**DO THIS:** Omit all pictures, then retype the data exactly as given.

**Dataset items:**
====
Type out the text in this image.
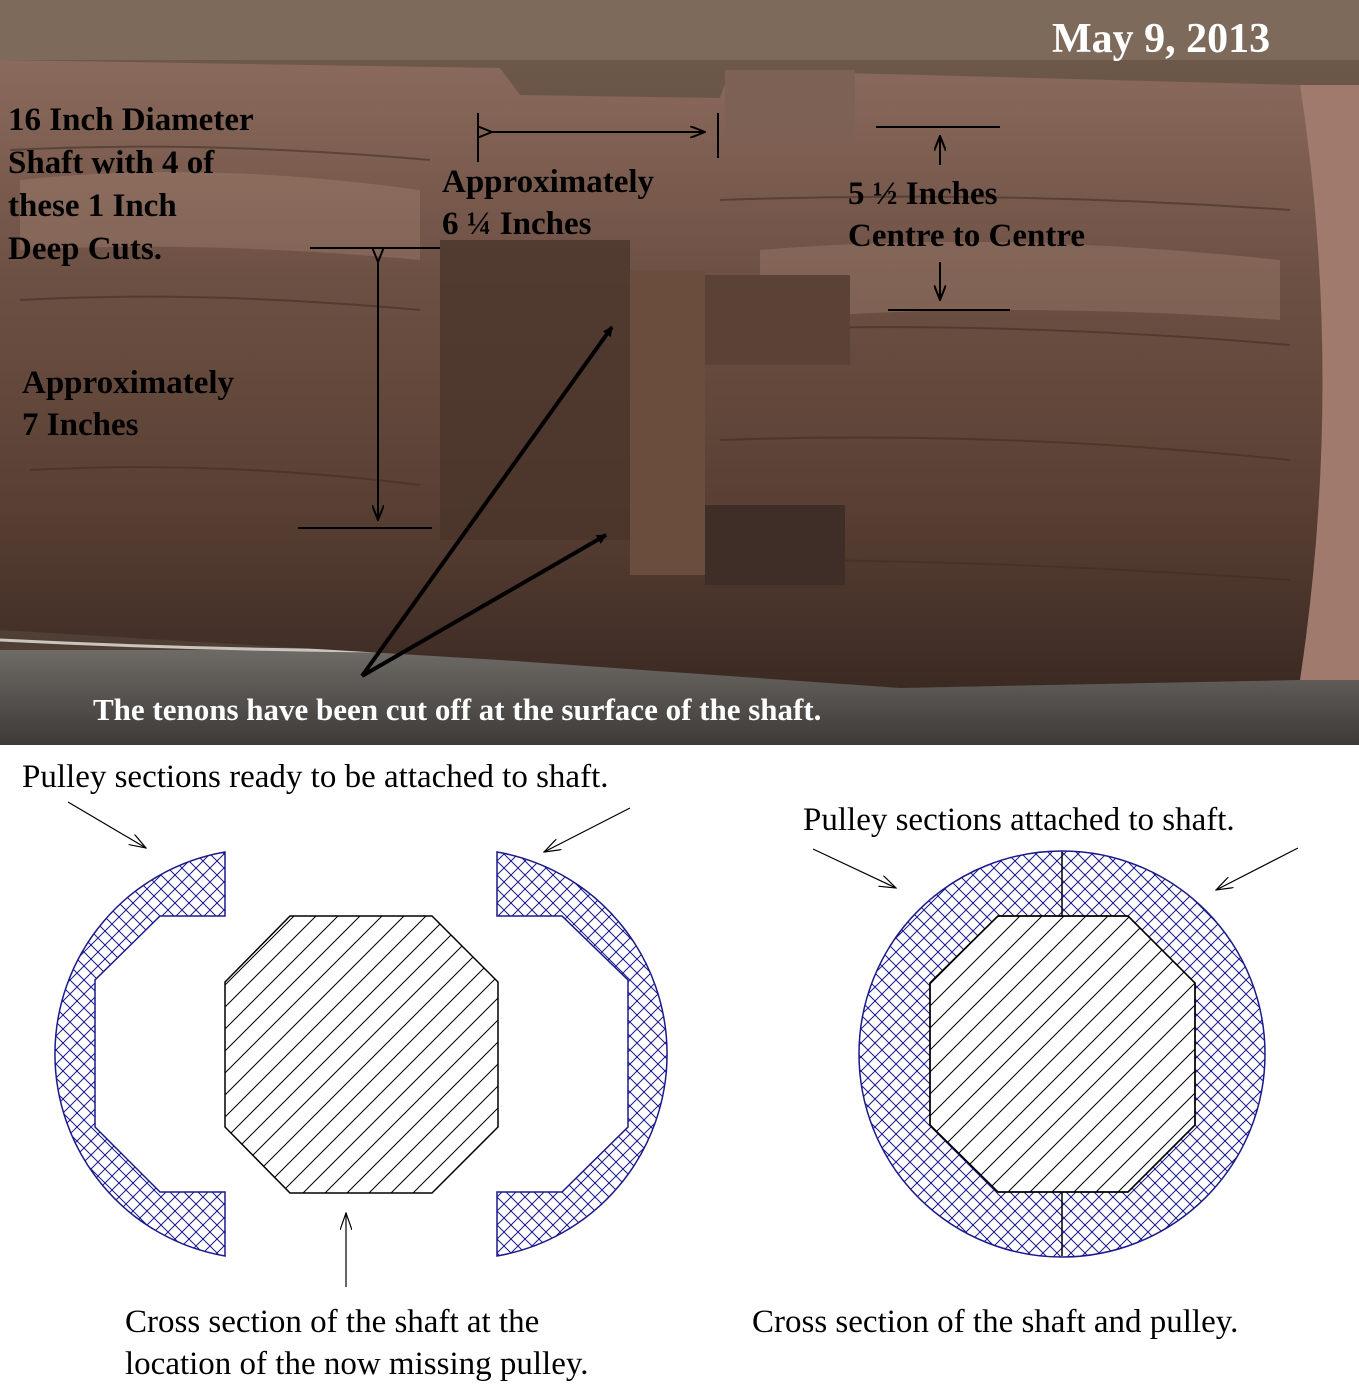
May 9, 2013
16 Inch Diameter
Shaft with 4 of
these 1 Inch
Deep Cuts.
Approximately
6 ¼ Inches
5 ½ Inches
Centre to Centre
Approximately
7 Inches
The tenons have been cut off at the surface of the shaft.
Pulley sections ready to be attached to shaft.
Pulley sections attached to shaft.
Cross section of the shaft at the
location of the now missing pulley.
Cross section of the shaft and pulley.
====
**ANSWER FOR THIS EXERCISE:**
Type out the text in this image.
May 9, 2013
16 Inch Diameter
Shaft with 4 of
these 1 Inch
Deep Cuts.
Approximately
6 ¼ Inches
5 ½ Inches
Centre to Centre
Approximately
7 Inches
The tenons have been cut off at the surface of the shaft.
Pulley sections ready to be attached to shaft.
Pulley sections attached to shaft.
Cross section of the shaft at the
location of the now missing pulley.
Cross section of the shaft and pulley.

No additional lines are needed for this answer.